Check your understanding:
#1 Reproduce the passage of the comments on prior authorization from "I can’t fathom" up to and including "tests were ordered?".
#2 According to the comments on prior authorization, what rate of increase per member did high-end imaging pass before Blue Cross RI put preauths in place?

Document section:

    As a student at the CUNY School of Public Health in NYC, reading about the health care costs of $23 and $31 billion annually as a result of the time spent by health care providers to file prior authorization requests, was staggering to me.

    I feel that Dr. Blinderman’s proposed solution of an automatic “pre-authorized trial period” for all new medications, dosages, and quantities needed for pain or symptom relief in patients with life threatening illnesses is a great idea. It would help to alleviate patient’s physical pain and emotional distress of the patients and their families. It could also help to reduce the medical care costs such as hospitalizations that occur while patients are waiting for the prior authorization of their medications. The pre-authorization trial period can give physicians more control of the patient’s medication needs and things can overall run a lot smoother.

    Even though she is gone for 5 years, with a 3 day weekend like Memorial Day Weekend coming up, I still get butterflies in my stomach, because I think back about how the stress of obtaining a Prior-authorization was much more difficult during holidays such as this one- where HR offices etc close early, offices are closed, etc. All of the fighting and back and forth phone calls I had to do with HR at my Father’s job (she was on my Dad’s insurance), the insurance company, the physicians office, and the pharmacy. I am an only child, at least she had me to handle of all of this running around and phone-tag for her. But its baffling to me how they expect a sick patient to be able to deal with all of this.

    I can’t fathom this problem getting any better during the Trump Administration, as the AHCA didn’t exactly favor those who were sickest and needed the most help.

  3. “The way to stop preauths is in the hands of physicians, whether they realize it or not.”

    I wish you would expand upon this.

    When I ordered a CT or MRI it didn’t increase my profits though it did increase my expenses. Why do you think the tests were ordered?

  4. Good article Dr. B. While there ARE insurers (apparently) which use delay and deny as a tactic to reduce claims expense (“save money” has a different tone), most insurers which implement preauths do so only after there are observable abuses in physician orders. In my state of RI, we (Blue Cross RI) reluctantly implemented preauths for high end imaging only after rates of increase/member had had exceeded 25% for three successive years. Everyone hated the preauth procedure (of course), but the in terrorum effect apparently reduced the use pretty significantly, and we are relatively certain that no one who really needed an MRI or PET failed to receive it. Of course, that is difficult to prove conclusively. Could our process have been easier for physicians and staff? Probably; but consider what insurers are trying to accomplish while we continue to price ourselves out of the market due to rampant increases in rates of use of services. The way to stop preauths is in the hands of physicians, whether they realize it or not.

Data to examine:
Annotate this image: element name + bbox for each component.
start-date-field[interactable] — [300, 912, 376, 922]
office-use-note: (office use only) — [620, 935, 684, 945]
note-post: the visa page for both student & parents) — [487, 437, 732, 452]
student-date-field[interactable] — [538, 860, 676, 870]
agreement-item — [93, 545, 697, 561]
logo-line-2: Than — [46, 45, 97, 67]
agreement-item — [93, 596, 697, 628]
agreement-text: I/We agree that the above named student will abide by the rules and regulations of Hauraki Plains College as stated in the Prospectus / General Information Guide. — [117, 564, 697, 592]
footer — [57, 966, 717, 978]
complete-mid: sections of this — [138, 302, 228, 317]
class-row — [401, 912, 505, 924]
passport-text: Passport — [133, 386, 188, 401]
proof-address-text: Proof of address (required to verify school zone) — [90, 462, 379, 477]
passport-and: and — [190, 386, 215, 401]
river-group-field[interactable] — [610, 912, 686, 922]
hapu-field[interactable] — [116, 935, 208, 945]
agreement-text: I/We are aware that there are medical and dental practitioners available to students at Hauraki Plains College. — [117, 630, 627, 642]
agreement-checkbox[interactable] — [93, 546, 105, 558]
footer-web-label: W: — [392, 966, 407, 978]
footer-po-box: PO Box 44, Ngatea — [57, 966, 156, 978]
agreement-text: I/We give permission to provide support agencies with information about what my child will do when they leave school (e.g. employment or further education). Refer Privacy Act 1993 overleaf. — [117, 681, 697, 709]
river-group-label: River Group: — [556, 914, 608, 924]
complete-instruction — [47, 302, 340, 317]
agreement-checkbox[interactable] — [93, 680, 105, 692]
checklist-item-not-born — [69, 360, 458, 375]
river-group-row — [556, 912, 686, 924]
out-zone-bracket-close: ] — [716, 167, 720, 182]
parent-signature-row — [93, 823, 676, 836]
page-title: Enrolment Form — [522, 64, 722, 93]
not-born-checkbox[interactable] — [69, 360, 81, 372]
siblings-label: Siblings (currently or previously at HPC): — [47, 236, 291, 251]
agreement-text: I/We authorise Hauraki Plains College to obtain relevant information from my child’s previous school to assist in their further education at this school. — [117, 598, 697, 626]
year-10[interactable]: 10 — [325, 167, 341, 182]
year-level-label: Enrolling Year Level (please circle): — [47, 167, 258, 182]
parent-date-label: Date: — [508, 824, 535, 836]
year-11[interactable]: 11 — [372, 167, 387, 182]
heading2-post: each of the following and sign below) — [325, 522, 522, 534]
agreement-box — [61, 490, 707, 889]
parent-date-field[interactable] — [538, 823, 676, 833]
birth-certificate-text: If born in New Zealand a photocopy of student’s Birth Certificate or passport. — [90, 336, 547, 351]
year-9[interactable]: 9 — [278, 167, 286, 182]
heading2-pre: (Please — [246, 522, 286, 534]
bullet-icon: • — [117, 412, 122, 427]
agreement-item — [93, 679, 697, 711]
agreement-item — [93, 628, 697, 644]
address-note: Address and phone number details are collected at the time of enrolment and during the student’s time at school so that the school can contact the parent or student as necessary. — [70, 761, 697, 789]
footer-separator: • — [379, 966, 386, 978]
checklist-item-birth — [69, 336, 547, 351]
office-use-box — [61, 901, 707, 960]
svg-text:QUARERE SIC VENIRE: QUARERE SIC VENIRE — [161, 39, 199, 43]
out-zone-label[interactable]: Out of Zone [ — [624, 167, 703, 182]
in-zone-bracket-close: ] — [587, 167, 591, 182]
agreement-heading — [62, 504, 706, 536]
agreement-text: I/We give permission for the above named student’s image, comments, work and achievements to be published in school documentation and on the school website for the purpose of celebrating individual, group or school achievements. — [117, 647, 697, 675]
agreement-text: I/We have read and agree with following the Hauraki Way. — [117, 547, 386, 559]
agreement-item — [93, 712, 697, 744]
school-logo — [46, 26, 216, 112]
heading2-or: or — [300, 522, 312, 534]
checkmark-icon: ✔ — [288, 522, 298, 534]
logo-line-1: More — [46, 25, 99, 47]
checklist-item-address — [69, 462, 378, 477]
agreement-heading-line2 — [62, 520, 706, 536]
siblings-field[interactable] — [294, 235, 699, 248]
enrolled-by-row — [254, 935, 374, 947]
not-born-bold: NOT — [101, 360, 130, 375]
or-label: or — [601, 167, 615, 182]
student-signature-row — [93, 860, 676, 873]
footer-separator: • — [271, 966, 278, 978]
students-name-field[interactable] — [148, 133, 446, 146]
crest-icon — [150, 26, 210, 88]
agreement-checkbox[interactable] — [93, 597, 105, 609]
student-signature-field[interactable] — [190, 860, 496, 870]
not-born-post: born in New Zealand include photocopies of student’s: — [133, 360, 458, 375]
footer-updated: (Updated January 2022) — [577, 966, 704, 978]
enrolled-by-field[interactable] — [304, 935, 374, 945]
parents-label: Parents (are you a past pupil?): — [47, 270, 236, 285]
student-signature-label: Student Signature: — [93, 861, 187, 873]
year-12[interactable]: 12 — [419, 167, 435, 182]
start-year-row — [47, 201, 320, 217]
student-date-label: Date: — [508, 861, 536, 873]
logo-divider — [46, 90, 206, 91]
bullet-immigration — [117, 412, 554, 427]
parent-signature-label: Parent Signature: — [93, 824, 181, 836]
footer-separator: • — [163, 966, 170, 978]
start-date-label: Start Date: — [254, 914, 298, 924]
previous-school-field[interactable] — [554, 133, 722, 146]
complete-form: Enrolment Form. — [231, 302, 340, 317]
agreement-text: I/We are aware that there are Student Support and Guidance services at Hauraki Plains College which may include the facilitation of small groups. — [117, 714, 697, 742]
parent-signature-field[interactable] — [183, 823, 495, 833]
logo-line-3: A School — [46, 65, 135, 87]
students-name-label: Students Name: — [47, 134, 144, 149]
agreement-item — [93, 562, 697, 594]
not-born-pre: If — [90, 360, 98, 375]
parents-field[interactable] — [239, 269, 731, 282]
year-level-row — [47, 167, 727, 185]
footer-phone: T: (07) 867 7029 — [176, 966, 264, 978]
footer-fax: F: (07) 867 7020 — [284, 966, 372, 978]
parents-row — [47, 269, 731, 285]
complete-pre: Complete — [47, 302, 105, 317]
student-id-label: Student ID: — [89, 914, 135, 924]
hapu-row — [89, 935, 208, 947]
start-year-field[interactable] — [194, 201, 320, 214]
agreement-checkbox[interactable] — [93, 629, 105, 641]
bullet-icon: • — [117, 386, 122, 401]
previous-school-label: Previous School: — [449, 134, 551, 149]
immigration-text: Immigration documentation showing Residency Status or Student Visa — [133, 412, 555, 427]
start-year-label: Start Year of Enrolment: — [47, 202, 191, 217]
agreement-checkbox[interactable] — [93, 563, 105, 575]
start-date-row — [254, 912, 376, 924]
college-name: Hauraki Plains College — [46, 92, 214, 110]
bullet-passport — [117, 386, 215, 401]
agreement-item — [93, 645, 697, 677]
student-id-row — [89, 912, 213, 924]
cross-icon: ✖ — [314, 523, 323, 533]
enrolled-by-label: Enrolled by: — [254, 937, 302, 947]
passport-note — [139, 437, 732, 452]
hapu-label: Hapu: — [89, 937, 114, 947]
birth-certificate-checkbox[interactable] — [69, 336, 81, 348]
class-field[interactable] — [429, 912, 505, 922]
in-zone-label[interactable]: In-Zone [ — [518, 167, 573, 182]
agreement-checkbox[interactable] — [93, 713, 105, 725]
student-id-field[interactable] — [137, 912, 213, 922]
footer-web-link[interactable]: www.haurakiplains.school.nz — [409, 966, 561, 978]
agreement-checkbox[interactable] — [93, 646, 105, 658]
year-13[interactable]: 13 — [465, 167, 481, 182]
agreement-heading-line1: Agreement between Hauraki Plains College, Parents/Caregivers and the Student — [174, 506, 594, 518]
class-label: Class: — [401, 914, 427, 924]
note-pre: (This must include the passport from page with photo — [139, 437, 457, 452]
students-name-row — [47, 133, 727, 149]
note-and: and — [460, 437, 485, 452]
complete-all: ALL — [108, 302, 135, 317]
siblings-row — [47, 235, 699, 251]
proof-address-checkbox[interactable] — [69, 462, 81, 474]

Results by task:
#1
I can’t fathom this problem getting any better during the Trump Administration, as the AHCA didn’t exactly favor those who were sickest and needed the most help.

  3. “The way to stop preauths is in the hands of physicians, whether they realize it or not.”

    I wish you would expand upon this.

    When I ordered a CT or MRI it didn’t increase my profits though it did increase my expenses. Why do you think the tests were ordered?

#2 It passed 25% for three successive years.